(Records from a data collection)
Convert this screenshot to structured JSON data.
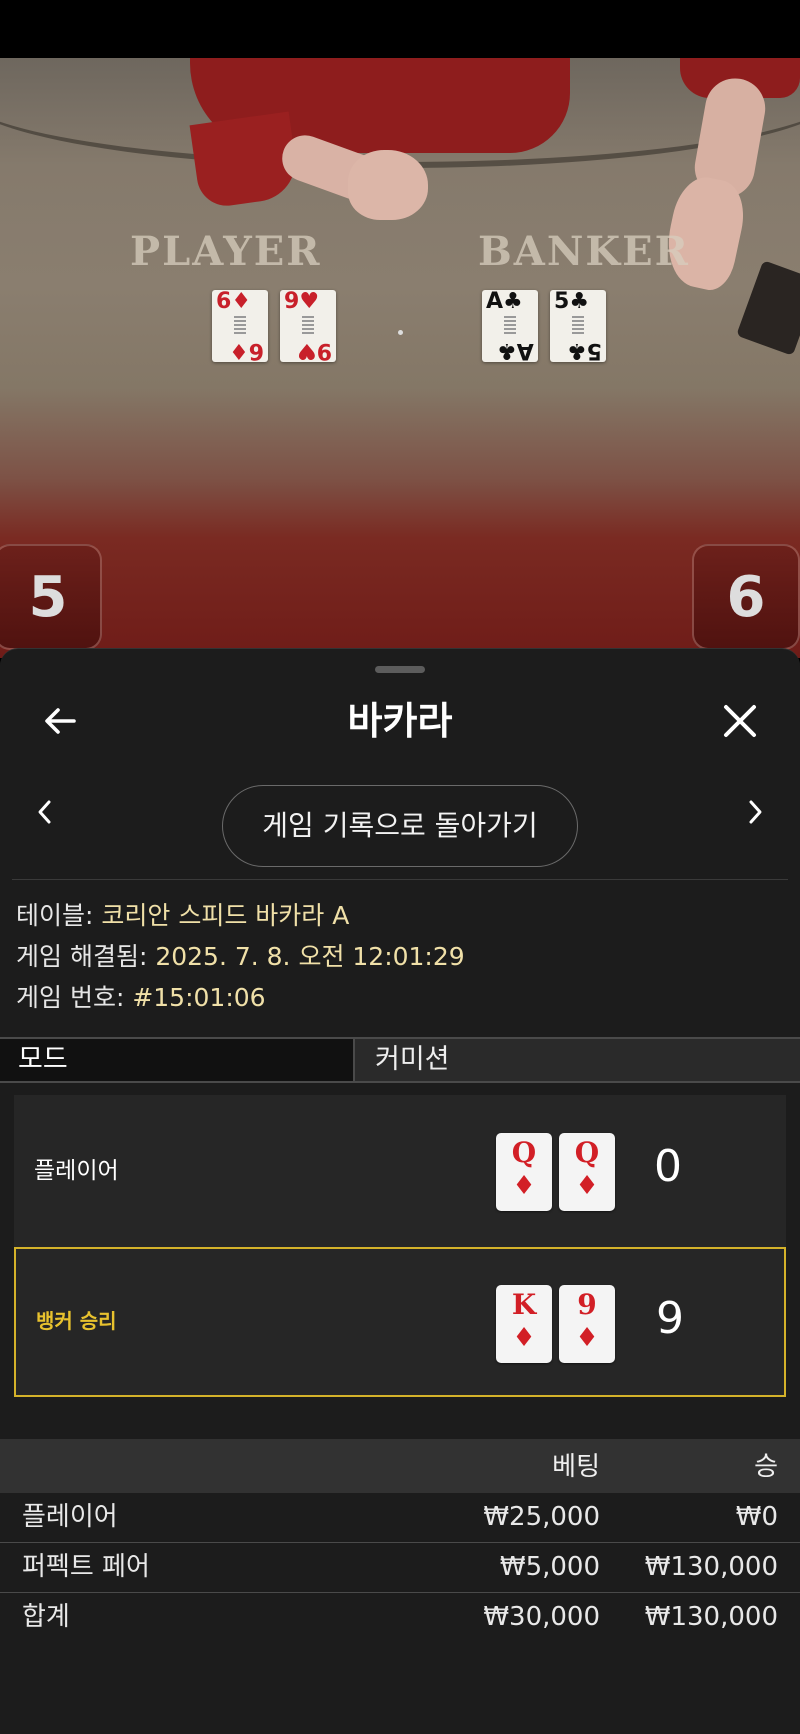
{
  "video": {
    "player_label": "PLAYER",
    "banker_label": "BANKER",
    "player_cards": [
      {
        "rank": "6",
        "suit": "♦",
        "color": "#c8202a"
      },
      {
        "rank": "9",
        "suit": "♥",
        "color": "#c8202a"
      }
    ],
    "banker_cards": [
      {
        "rank": "A",
        "suit": "♣",
        "color": "#111111"
      },
      {
        "rank": "5",
        "suit": "♣",
        "color": "#111111"
      }
    ],
    "player_score": "5",
    "banker_score": "6"
  },
  "header": {
    "title": "바카라",
    "back_icon": "arrow-left-icon",
    "close_icon": "close-icon"
  },
  "navigation": {
    "back_to_history_label": "게임 기록으로 돌아가기",
    "prev_icon": "chevron-left-icon",
    "next_icon": "chevron-right-icon"
  },
  "info": {
    "table_key": "테이블: ",
    "table_value": "코리안 스피드 바카라 A",
    "resolved_key": "게임 해결됨: ",
    "resolved_value": "2025. 7. 8. 오전 12:01:29",
    "game_no_key": "게임 번호: ",
    "game_no_value": "#15:01:06"
  },
  "mode": {
    "label": "모드",
    "value": "커미션"
  },
  "results": {
    "player": {
      "label": "플레이어",
      "cards": [
        {
          "rank": "Q",
          "suit": "♦"
        },
        {
          "rank": "Q",
          "suit": "♦"
        }
      ],
      "score": "0"
    },
    "banker": {
      "label": "뱅커 승리",
      "cards": [
        {
          "rank": "K",
          "suit": "♦"
        },
        {
          "rank": "9",
          "suit": "♦"
        }
      ],
      "score": "9"
    },
    "win_color": "#d4b22a"
  },
  "bets": {
    "headers": {
      "bet": "베팅",
      "win": "승"
    },
    "rows": [
      {
        "name": "플레이어",
        "bet": "₩25,000",
        "win": "₩0"
      },
      {
        "name": "퍼펙트 페어",
        "bet": "₩5,000",
        "win": "₩130,000"
      }
    ],
    "total": {
      "name": "합계",
      "bet": "₩30,000",
      "win": "₩130,000"
    }
  }
}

▶ Your task: Go through the records and show every line with the string "rank" in it.

▶ Task answer:
        "rank": "6",
        "rank": "9",
        "rank": "A",
        "rank": "5",
          "rank": "Q",
          "rank": "Q",
          "rank": "K",
          "rank": "9",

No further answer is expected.